## begin SUPPLIED MATERIAL

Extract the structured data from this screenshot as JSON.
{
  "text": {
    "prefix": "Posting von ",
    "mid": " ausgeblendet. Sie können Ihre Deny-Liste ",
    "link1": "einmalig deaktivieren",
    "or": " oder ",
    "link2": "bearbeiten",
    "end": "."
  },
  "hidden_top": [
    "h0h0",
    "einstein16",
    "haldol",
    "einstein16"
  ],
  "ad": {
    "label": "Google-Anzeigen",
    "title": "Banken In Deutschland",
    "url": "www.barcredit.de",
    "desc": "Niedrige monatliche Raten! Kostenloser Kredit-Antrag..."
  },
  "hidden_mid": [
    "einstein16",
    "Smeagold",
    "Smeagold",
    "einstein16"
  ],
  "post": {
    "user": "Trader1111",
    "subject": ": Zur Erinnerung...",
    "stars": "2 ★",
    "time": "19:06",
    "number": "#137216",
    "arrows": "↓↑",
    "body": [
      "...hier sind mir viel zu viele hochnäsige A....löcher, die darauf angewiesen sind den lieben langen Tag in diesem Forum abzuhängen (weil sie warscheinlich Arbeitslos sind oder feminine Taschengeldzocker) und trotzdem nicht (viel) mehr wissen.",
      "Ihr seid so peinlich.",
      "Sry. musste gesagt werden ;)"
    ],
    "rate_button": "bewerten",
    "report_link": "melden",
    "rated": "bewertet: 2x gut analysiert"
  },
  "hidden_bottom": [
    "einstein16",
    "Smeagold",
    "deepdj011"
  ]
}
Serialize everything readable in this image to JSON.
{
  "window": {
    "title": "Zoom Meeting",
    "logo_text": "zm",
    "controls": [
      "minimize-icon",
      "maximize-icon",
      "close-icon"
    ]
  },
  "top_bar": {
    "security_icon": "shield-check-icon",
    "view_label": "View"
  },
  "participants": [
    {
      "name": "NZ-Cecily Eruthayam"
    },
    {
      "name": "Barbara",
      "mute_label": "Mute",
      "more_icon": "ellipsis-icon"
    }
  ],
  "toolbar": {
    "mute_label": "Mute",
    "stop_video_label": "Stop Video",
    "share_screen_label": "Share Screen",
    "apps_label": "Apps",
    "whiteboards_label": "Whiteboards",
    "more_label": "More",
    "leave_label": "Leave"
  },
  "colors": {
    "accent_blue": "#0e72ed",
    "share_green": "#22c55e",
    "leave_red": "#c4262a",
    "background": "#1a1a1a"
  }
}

## end SUPPLIED MATERIAL

SHORT TASK →
List every line in the records above that contains the word "icon".

SOLUTION BELOW →
      "minimize-icon",
      "maximize-icon",
      "close-icon"
    "security_icon": "shield-check-icon",
      "more_icon": "ellipsis-icon"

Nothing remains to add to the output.